Aim: Go through the entries below and print each one exactly, leaving out pictures.

Task input:
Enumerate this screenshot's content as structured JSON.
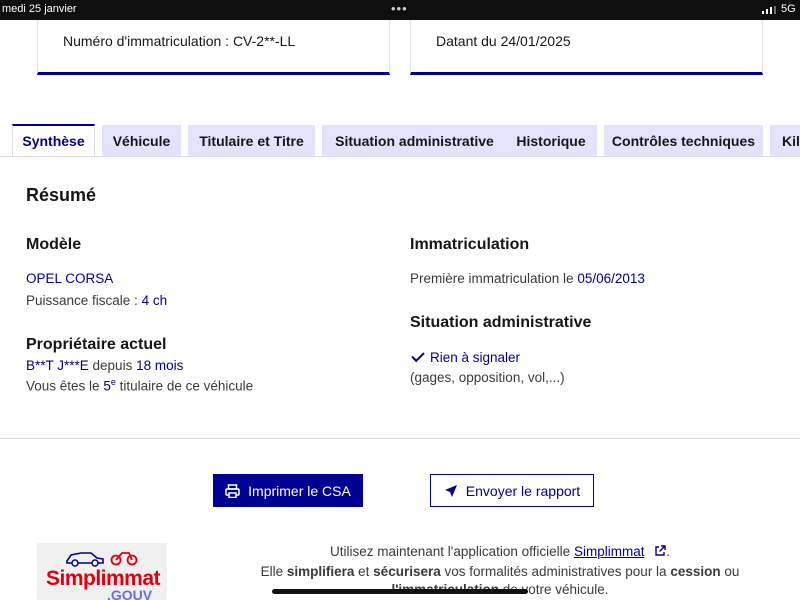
{
  "status_bar": {
    "date": "medi 25 janvier",
    "dots": "•••",
    "network": "5G"
  },
  "cards": {
    "registration": "Numéro d'immatriculation : CV-2**-LL",
    "dated": "Datant du 24/01/2025"
  },
  "tabs": [
    {
      "label": "Synthèse",
      "active": true
    },
    {
      "label": "Véhicule"
    },
    {
      "label": "Titulaire et Titre"
    },
    {
      "label": "Situation administrative"
    },
    {
      "label": "Historique"
    },
    {
      "label": "Contrôles techniques"
    },
    {
      "label": "Kil"
    }
  ],
  "summary": {
    "title": "Résumé",
    "model": {
      "heading": "Modèle",
      "name": "OPEL CORSA",
      "power_label": "Puissance fiscale : ",
      "power_value": "4 ch"
    },
    "owner": {
      "heading": "Propriétaire actuel",
      "name": "B**T J***E",
      "since_label": " depuis ",
      "since_value": "18 mois",
      "holder_prefix": "Vous êtes le ",
      "holder_number": "5",
      "holder_sup": "e",
      "holder_suffix": " titulaire de ce véhicule"
    },
    "registration": {
      "heading": "Immatriculation",
      "first_label": "Première immatriculation le ",
      "first_date": "05/06/2013"
    },
    "admin": {
      "heading": "Situation administrative",
      "status": "Rien à signaler",
      "detail": "(gages, opposition, vol,...)"
    }
  },
  "actions": {
    "print": "Imprimer le CSA",
    "send": "Envoyer le rapport"
  },
  "promo": {
    "logo_text": "Simplimmat",
    "logo_sub": ".GOUV",
    "line1_prefix": "Utilisez maintenant l'application officielle ",
    "line1_link": "Simplimmat",
    "line1_suffix": ".",
    "line2_a": "Elle ",
    "line2_b": "simplifiera",
    "line2_c": " et ",
    "line2_d": "sécurisera",
    "line2_e": " vos formalités administratives pour la ",
    "line2_f": "cession",
    "line2_g": " ou",
    "line3_a": "l'immatriculation",
    "line3_b": " de votre véhicule."
  },
  "colors": {
    "primary": "#000091",
    "tab_bg": "#e3e3fd",
    "text": "#161616",
    "logo_red": "#e1000f"
  }
}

Task result:
Enumerate this screenshot's content as structured JSON.
{
  "status_bar": {
    "date": "medi 25 janvier",
    "dots": "•••",
    "network": "5G"
  },
  "cards": {
    "registration": "Numéro d'immatriculation : CV-2**-LL",
    "dated": "Datant du 24/01/2025"
  },
  "tabs": [
    {
      "label": "Synthèse",
      "active": true
    },
    {
      "label": "Véhicule"
    },
    {
      "label": "Titulaire et Titre"
    },
    {
      "label": "Situation administrative"
    },
    {
      "label": "Historique"
    },
    {
      "label": "Contrôles techniques"
    },
    {
      "label": "Kil"
    }
  ],
  "summary": {
    "title": "Résumé",
    "model": {
      "heading": "Modèle",
      "name": "OPEL CORSA",
      "power_label": "Puissance fiscale : ",
      "power_value": "4 ch"
    },
    "owner": {
      "heading": "Propriétaire actuel",
      "name": "B**T J***E",
      "since_label": " depuis ",
      "since_value": "18 mois",
      "holder_prefix": "Vous êtes le ",
      "holder_number": "5",
      "holder_sup": "e",
      "holder_suffix": " titulaire de ce véhicule"
    },
    "registration": {
      "heading": "Immatriculation",
      "first_label": "Première immatriculation le ",
      "first_date": "05/06/2013"
    },
    "admin": {
      "heading": "Situation administrative",
      "status": "Rien à signaler",
      "detail": "(gages, opposition, vol,...)"
    }
  },
  "actions": {
    "print": "Imprimer le CSA",
    "send": "Envoyer le rapport"
  },
  "promo": {
    "logo_text": "Simplimmat",
    "logo_sub": ".GOUV",
    "line1_prefix": "Utilisez maintenant l'application officielle ",
    "line1_link": "Simplimmat",
    "line1_suffix": ".",
    "line2_a": "Elle ",
    "line2_b": "simplifiera",
    "line2_c": " et ",
    "line2_d": "sécurisera",
    "line2_e": " vos formalités administratives pour la ",
    "line2_f": "cession",
    "line2_g": " ou",
    "line3_a": "l'immatriculation",
    "line3_b": " de votre véhicule."
  },
  "colors": {
    "primary": "#000091",
    "tab_bg": "#e3e3fd",
    "text": "#161616",
    "logo_red": "#e1000f"
  }
}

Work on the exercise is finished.